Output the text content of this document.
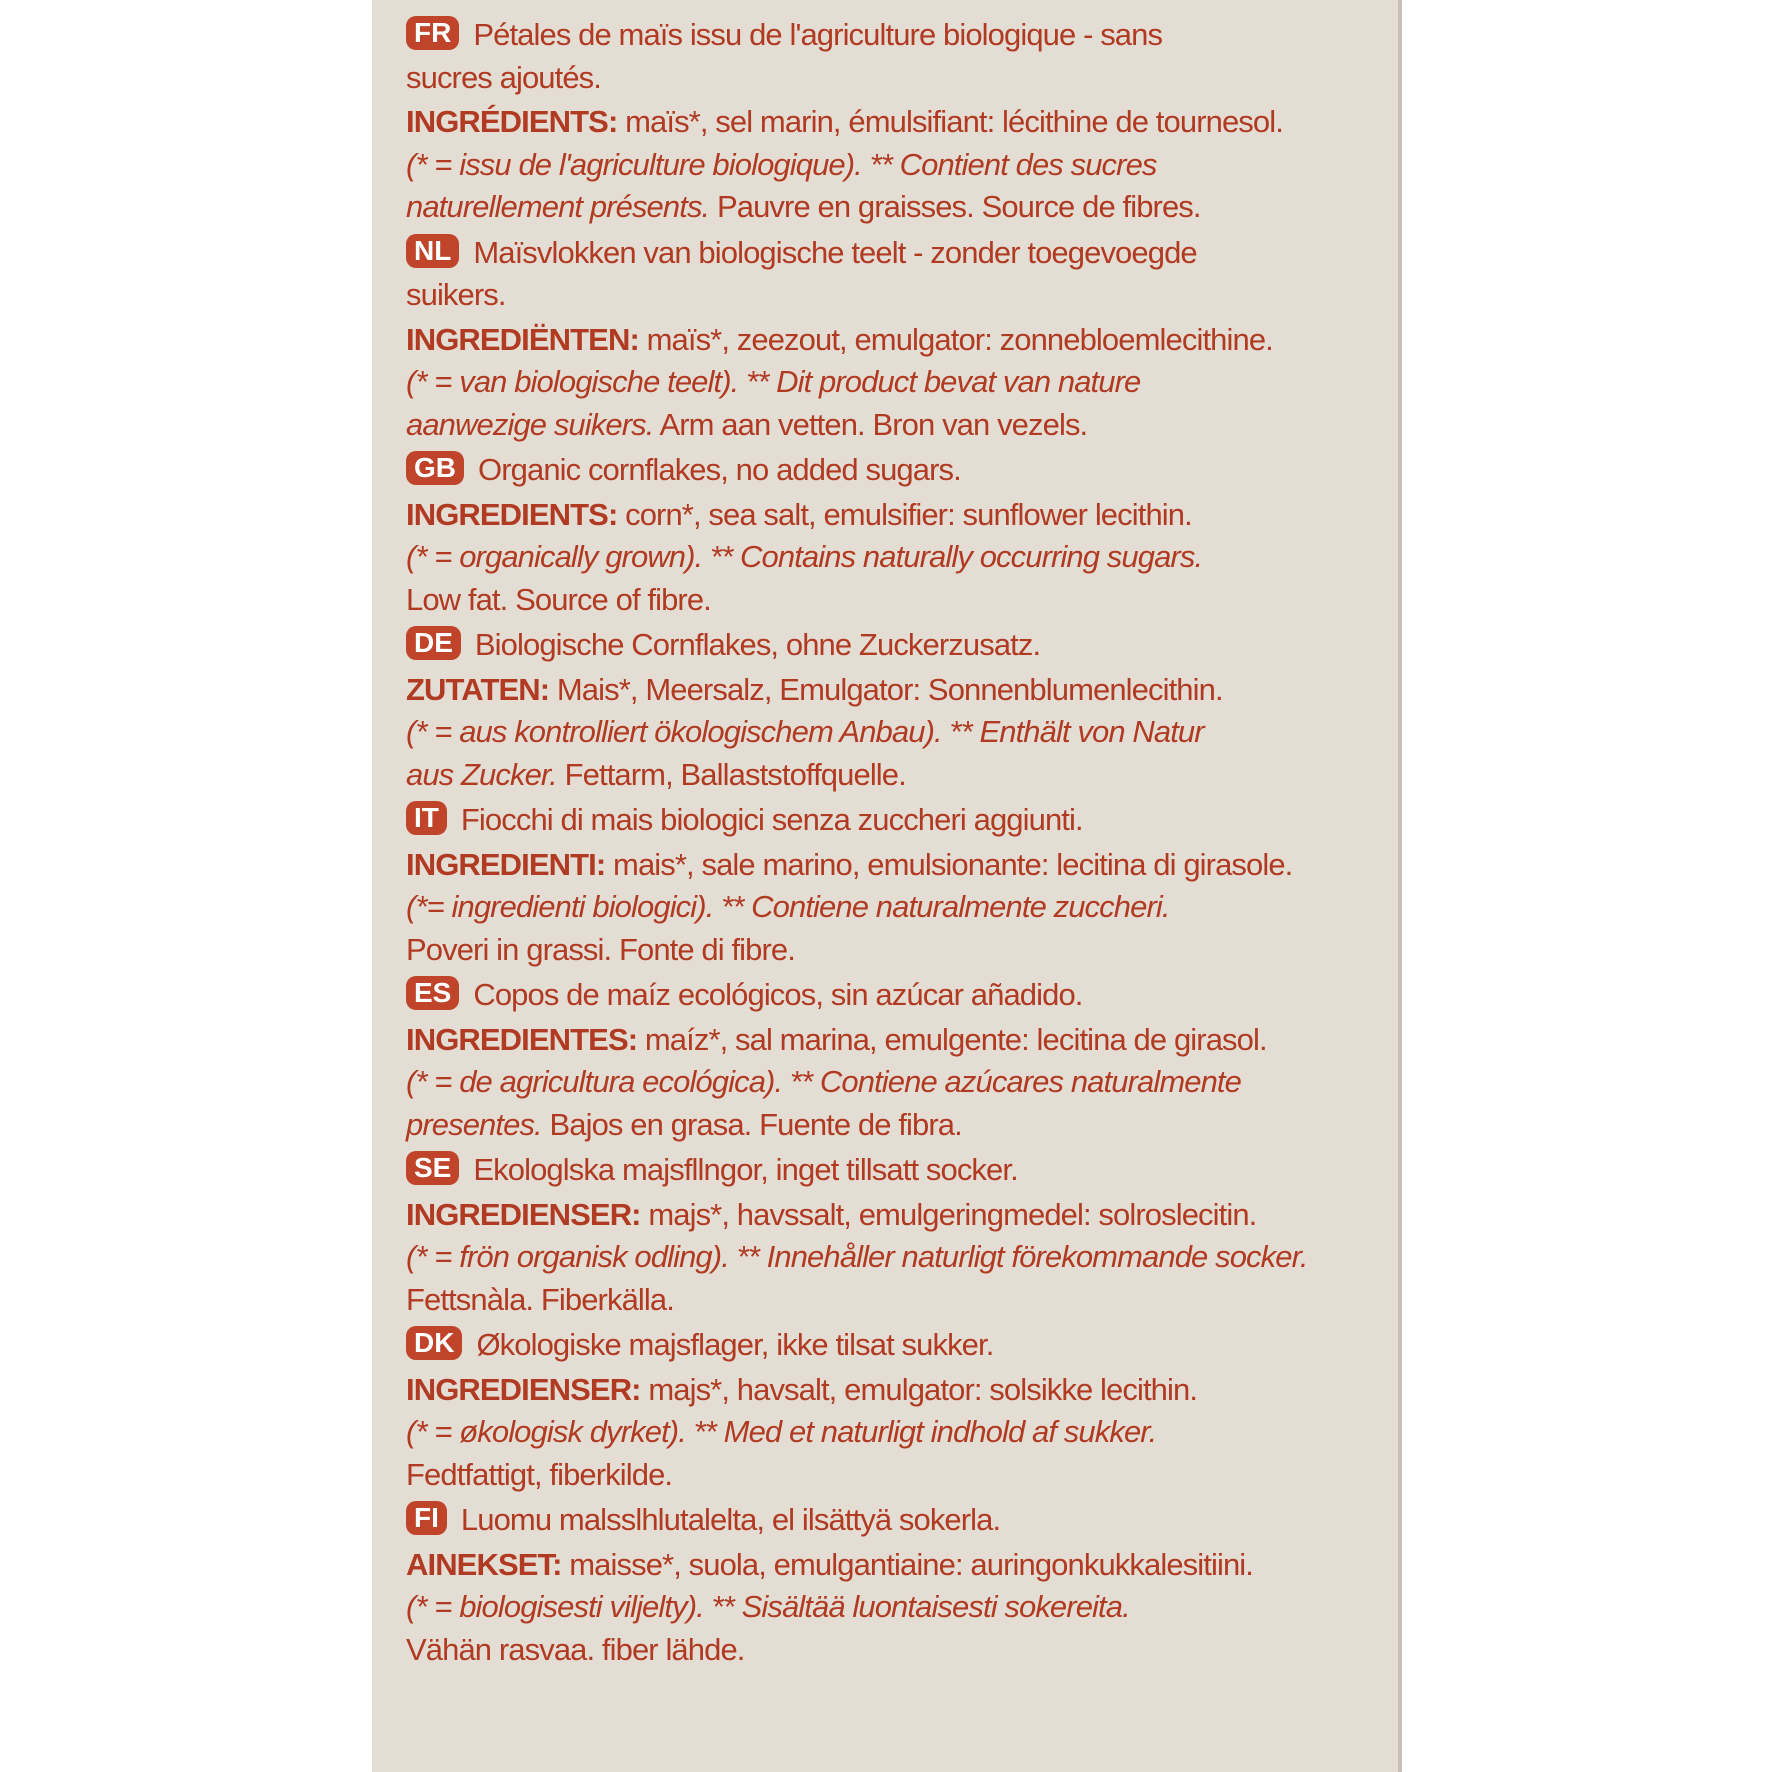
FR Pétales de maïs issu de l'agriculture biologique - sans
sucres ajoutés.
INGRÉDIENTS: maïs*, sel marin, émulsifiant: lécithine de tournesol.
(* = issu de l'agriculture biologique). ** Contient des sucres
naturellement présents. Pauvre en graisses. Source de fibres.
NL Maïsvlokken van biologische teelt - zonder toegevoegde
suikers.
INGREDIËNTEN: maïs*, zeezout, emulgator: zonnebloemlecithine.
(* = van biologische teelt). ** Dit product bevat van nature
aanwezige suikers. Arm aan vetten. Bron van vezels.
GB Organic cornflakes, no added sugars.
INGREDIENTS: corn*, sea salt, emulsifier: sunflower lecithin.
(* = organically grown). ** Contains naturally occurring sugars.
Low fat. Source of fibre.
DE Biologische Cornflakes, ohne Zuckerzusatz.
ZUTATEN: Mais*, Meersalz, Emulgator: Sonnenblumenlecithin.
(* = aus kontrolliert ökologischem Anbau). ** Enthält von Natur
aus Zucker. Fettarm, Ballaststoffquelle.
IT Fiocchi di mais biologici senza zuccheri aggiunti.
INGREDIENTI: mais*, sale marino, emulsionante: lecitina di girasole.
(*= ingredienti biologici). ** Contiene naturalmente zuccheri.
Poveri in grassi. Fonte di fibre.
ES Copos de maíz ecológicos, sin azúcar añadido.
INGREDIENTES: maíz*, sal marina, emulgente: lecitina de girasol.
(* = de agricultura ecológica). ** Contiene azúcares naturalmente
presentes. Bajos en grasa. Fuente de fibra.
SE Ekologlska majsfllngor, inget tillsatt socker.
INGREDIENSER: majs*, havssalt, emulgeringmedel: solroslecitin.
(* = frön organisk odling). ** Innehåller naturligt förekommande socker.
Fettsnàla. Fiberkälla.
DK Økologiske majsflager, ikke tilsat sukker.
INGREDIENSER: majs*, havsalt, emulgator: solsikke lecithin.
(* = økologisk dyrket). ** Med et naturligt indhold af sukker.
Fedtfattigt, fiberkilde.
FI Luomu malsslhlutalelta, el ilsättyä sokerla.
AINEKSET: maisse*, suola, emulgantiaine: auringonkukkalesitiini.
(* = biologisesti viljelty). ** Sisältää luontaisesti sokereita.
Vähän rasvaa. fiber lähde.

────

Go through the material above and print all of it exactly, except the pictures.

■ Written reply ■
Output the text content of this document.
FR Pétales de maïs issu de l'agriculture biologique - sans
sucres ajoutés.
INGRÉDIENTS: maïs*, sel marin, émulsifiant: lécithine de tournesol.
(* = issu de l'agriculture biologique). ** Contient des sucres
naturellement présents. Pauvre en graisses. Source de fibres.
NL Maïsvlokken van biologische teelt - zonder toegevoegde
suikers.
INGREDIËNTEN: maïs*, zeezout, emulgator: zonnebloemlecithine.
(* = van biologische teelt). ** Dit product bevat van nature
aanwezige suikers. Arm aan vetten. Bron van vezels.
GB Organic cornflakes, no added sugars.
INGREDIENTS: corn*, sea salt, emulsifier: sunflower lecithin.
(* = organically grown). ** Contains naturally occurring sugars.
Low fat. Source of fibre.
DE Biologische Cornflakes, ohne Zuckerzusatz.
ZUTATEN: Mais*, Meersalz, Emulgator: Sonnenblumenlecithin.
(* = aus kontrolliert ökologischem Anbau). ** Enthält von Natur
aus Zucker. Fettarm, Ballaststoffquelle.
IT Fiocchi di mais biologici senza zuccheri aggiunti.
INGREDIENTI: mais*, sale marino, emulsionante: lecitina di girasole.
(*= ingredienti biologici). ** Contiene naturalmente zuccheri.
Poveri in grassi. Fonte di fibre.
ES Copos de maíz ecológicos, sin azúcar añadido.
INGREDIENTES: maíz*, sal marina, emulgente: lecitina de girasol.
(* = de agricultura ecológica). ** Contiene azúcares naturalmente
presentes. Bajos en grasa. Fuente de fibra.
SE Ekologlska majsfllngor, inget tillsatt socker.
INGREDIENSER: majs*, havssalt, emulgeringmedel: solroslecitin.
(* = frön organisk odling). ** Innehåller naturligt förekommande socker.
Fettsnàla. Fiberkälla.
DK Økologiske majsflager, ikke tilsat sukker.
INGREDIENSER: majs*, havsalt, emulgator: solsikke lecithin.
(* = økologisk dyrket). ** Med et naturligt indhold af sukker.
Fedtfattigt, fiberkilde.
FI Luomu malsslhlutalelta, el ilsättyä sokerla.
AINEKSET: maisse*, suola, emulgantiaine: auringonkukkalesitiini.
(* = biologisesti viljelty). ** Sisältää luontaisesti sokereita.
Vähän rasvaa. fiber lähde.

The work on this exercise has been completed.